**WHAT THE TASK ASKS**
Continue the forum thread about parents who leave their children, starting after its final sentence.
>> start EXTRACT
Also before we start talking about how quick some men are to leave their children, let's not forget the 50 million abortions that have taken place in the US since _Roe v. Wade_.


----------



## EmileeArsenic (Jun 8, 2012)

There isn't any one answer for this question. I've never had any children, so I've never walked away from any of mine, but from the child's perspective, I know what it's like to be left wondering if you're somehow responsible or defective or something (especially when you grow up hearing stories about how your father has a new family now that he's stayed with).

Personally, I think there are no good reasons not to be involved in your children's lives, even a little, excluding a situation where you don't know that child exists. I understand if, like me, you're not a kid person and never really wanted to have children and your partner decided otherwise, now you're stuck with the responsibility, but it's still your responsibility to have some sort of presence in their lives. After all is said and done, that is YOUR child.

I know a woman who gave her ex husband full custody because she never bonded with the child and is not interested in raising him. She still wants to visit on holidays and fully intends to help with the raising expenses, but she is fine with the way her ex and his new wife care for the child, and has no interest in doing so, herself. She has admitted this on multiple occasions, however she is still not just wandering into the great white nowhere and disappearing. She is still fulfilling the commitment she made when she decided to carry a child and give birth. 

For some, there may be no emotional connection. Just because some have a highly emotional / instinctual response doesn't mean everyone will. It's just like how not everyone likes kids in general. I know for myself, I'm hesitant to have children because I don't particularly like them. I get the warm-fuzzies when I look at puppies or play with them, but I have no connection to human children. I don't understand them, I don't like them, their crying gives me a headache, they smell funny and their skin feels odd (That's right, I said it, I don't like kids, and REALLY don't think they're cute. They look like a weird combo of a Chinese Crested dog and some odd, hairless monkey to me, and I generally dislike monkeys *knows she will get flack for this, but she's just being honest* and am not particularly fond of Chinese Crested dogs). I'd much rather surround myself with fur-children and adore my pack to bits than have my body stretched every which way, possibly torn and HIGHLY sensitive areas treated very harshly *shudder* just in order to be a maid and sleepless slave to something that can't even wipe it's own hindquarters, but if I ever get married, there's a good chance my future husband will want to spawn, and I may oblige. Only time will tell.


----------



## Unus (May 24, 2012)

When I was a child, I found an old photograph in a drawer of my mother holding a baby. I knew that it was neither me or my brother so I asked her about it. She told me that she had been married before to a man who was both rich and influential and who came from a very powerful family. The man was abusive towards her, both physically, mentally and emotionally, and humiliated her to the point that she had to leave. I asked her why she didn't take her son with her. She told me that the family would have come after her and she thought that he would have a better life with them.
>> end EXTRACT
>> start DATA SHOWN
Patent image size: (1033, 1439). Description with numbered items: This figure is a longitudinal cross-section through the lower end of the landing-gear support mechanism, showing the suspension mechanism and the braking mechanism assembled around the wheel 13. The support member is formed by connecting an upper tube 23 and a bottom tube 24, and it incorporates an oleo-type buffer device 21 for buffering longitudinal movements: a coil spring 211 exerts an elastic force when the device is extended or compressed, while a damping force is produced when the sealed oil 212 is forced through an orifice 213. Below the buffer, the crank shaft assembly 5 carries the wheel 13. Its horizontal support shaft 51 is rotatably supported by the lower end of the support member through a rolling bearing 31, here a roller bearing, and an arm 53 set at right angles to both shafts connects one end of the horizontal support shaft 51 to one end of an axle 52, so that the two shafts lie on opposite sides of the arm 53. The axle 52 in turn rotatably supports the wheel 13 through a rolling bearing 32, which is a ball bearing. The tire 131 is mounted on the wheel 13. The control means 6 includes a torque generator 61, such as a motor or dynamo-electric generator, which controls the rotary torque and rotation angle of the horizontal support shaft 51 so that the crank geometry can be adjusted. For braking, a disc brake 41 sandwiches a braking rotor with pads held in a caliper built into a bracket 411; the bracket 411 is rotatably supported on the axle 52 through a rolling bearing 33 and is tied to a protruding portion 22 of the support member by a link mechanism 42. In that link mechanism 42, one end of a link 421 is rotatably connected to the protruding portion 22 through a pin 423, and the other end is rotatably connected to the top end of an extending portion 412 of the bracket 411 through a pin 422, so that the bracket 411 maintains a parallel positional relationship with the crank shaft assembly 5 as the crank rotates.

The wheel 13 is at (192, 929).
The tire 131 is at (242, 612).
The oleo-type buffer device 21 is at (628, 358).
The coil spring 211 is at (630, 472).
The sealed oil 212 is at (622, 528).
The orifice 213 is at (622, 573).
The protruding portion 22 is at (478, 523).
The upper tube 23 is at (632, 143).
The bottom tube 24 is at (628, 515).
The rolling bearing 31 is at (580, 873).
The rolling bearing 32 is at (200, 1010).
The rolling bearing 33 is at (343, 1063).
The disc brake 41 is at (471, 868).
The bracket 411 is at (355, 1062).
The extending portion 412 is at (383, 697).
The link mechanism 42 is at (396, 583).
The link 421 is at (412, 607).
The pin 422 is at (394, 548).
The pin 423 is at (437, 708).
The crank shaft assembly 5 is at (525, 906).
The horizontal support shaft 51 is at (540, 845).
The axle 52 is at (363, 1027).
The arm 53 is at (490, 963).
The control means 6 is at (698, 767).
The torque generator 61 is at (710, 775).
>> end DATA SHOWN
>> start DATA SHOWN
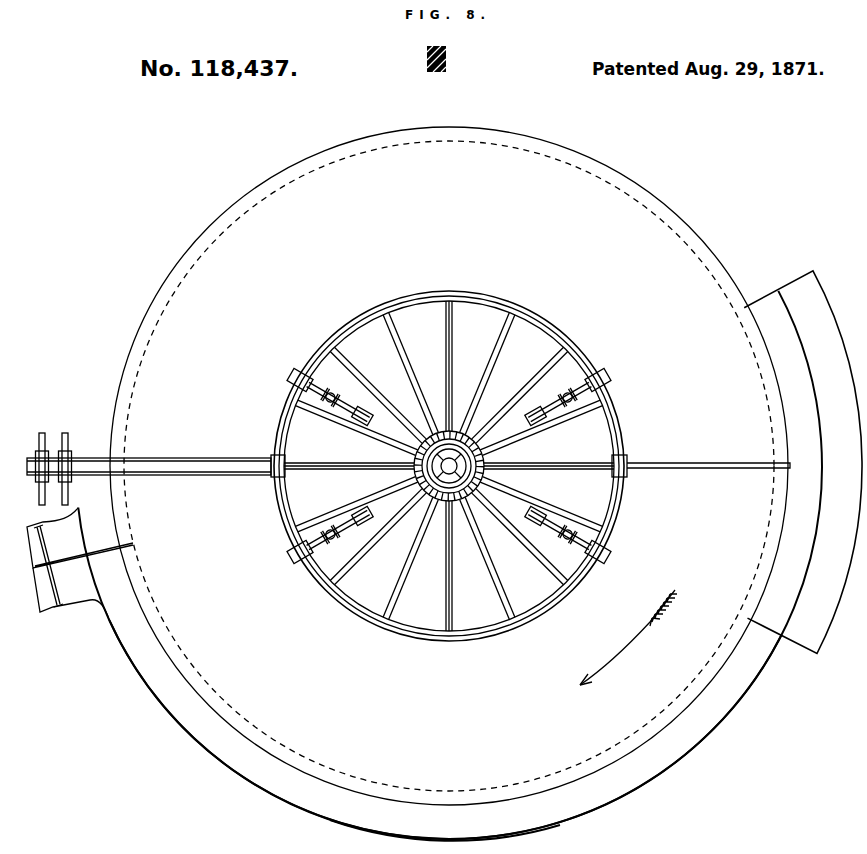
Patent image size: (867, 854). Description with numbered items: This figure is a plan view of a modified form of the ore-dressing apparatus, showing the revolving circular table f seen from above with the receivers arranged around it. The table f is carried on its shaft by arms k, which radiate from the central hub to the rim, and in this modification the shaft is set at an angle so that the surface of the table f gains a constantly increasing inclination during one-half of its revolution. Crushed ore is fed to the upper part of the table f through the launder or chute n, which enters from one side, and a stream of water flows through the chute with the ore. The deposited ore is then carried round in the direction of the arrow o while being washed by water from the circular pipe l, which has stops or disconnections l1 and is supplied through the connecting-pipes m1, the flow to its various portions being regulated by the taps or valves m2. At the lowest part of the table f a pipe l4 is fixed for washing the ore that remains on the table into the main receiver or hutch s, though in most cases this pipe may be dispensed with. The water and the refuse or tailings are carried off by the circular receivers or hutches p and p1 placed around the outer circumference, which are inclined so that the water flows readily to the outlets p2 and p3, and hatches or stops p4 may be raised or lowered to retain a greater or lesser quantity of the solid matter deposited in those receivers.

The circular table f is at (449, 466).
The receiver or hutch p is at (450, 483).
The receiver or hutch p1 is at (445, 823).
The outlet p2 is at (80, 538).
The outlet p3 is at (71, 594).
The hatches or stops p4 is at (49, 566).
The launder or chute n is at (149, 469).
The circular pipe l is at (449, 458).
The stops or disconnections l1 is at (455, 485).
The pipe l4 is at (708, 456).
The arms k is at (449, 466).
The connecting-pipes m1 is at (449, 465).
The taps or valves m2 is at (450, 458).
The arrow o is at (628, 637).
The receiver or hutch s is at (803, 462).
>> end DATA SHOWN
**ANSWER FOR THIS EXERCISE**
My opinion is that she was intensely selfish and my life with her showed me that she was incapable of making a selfless decision. She was an emotionally cold and distant person, although appearing warm and bubbly to anyone outside the family. Her world revolved around her and how she wanted it to be. She dealt with problems by picking up sticks and leaving instead of facing them head on and didn't let anything stand in the way of her achieving her goals. 

So, I guess my answer to the question of why parents leave their children is that they do this because they can and the reason they can is because they see children as a hindrance rather than something to lavish love and attention on. They have no emotional attachment to their children. Nothing weighs them down. It's all about them and that's where their focus is, always.

EDIT: I think I should add that I have every sympathy with divorced people who have to go different paths and thus, out of necessity, distance means that one parent has to forgo the custody of their child/children. My opinion is only due to my experience and reflective of those parents who abandon their children due to intense selfishness and not necessity born out of circumstance. I'm deeply sorry for those who find themselves in this impossible position.


----------



## killerB (Jan 14, 2010)

I conciously made the decision to have all three of my kids, planned them, and have never regretted it.

I can never imagine giving my children up or walking away from them. I would lie, cheat and steal for them. I would have no problem killing to protect them. I am Pro choice, very strongly so, but I am not sure I could even give up my child if I was raped.

My children have been difficult at times to raise, it's been difficult for me to pay bills at times, especially when I was a single Mother, but I have never one time thought I would have been better off without them. Never have I once entertained the thought of walking off and not having a 'hinderance'. I just don't comprehend how anyone could walk away.


----------



## heaveninawildflower (Feb 5, 2012)

My mom walked out of my life when I was 16. She never came back home from work one day. It was unexpected and a shock. She left me and my siblings behind with my dad and he was in no condition to raise us. She left because of domestic violence and she left us in it. My youngest sibling was 9 years old at the time. I have never been able to understand how she could just walk out of our lives like that. She should have took me and my siblings with her.


----------



## Laney (Feb 20, 2012)

A weak oxytocin bond, need to move away for work, a divorce/ loss of custody, and adoption because you can't provide for them. I think men have less social pressure to do the day to day raising of kids so if they aren't present it is not as big of a deal. Some can take jobs that keep them away, or leave all together without it making much of a difference.


----------



## ThatUglyGirl (Jun 18, 2012)

I read that because it has become easier for people to get divorces, men have found it a lot easier just to leave their families and start over with a younger partner, hence the rise in single female-headed households in the last few decades. Back when it was more difficult/socially unacceptable for people to get divorced, more people stayed together to raise families.

As far as emotionally? I'm not sure, but I would think that it's because a man that walks out on his family would feel that he should look out for his wants/needs/interests first and foremost and that maybe he doesn't feel the same responsibility toward the children that a woman would since she actually birthed them.


----------



## ThatName (Nov 9, 2011)

Maybe they are upset over the fact of who is the father, and do not want to be reminded of this fact on a daily basis.


----------



## Nicole Hobbs (May 31, 2012)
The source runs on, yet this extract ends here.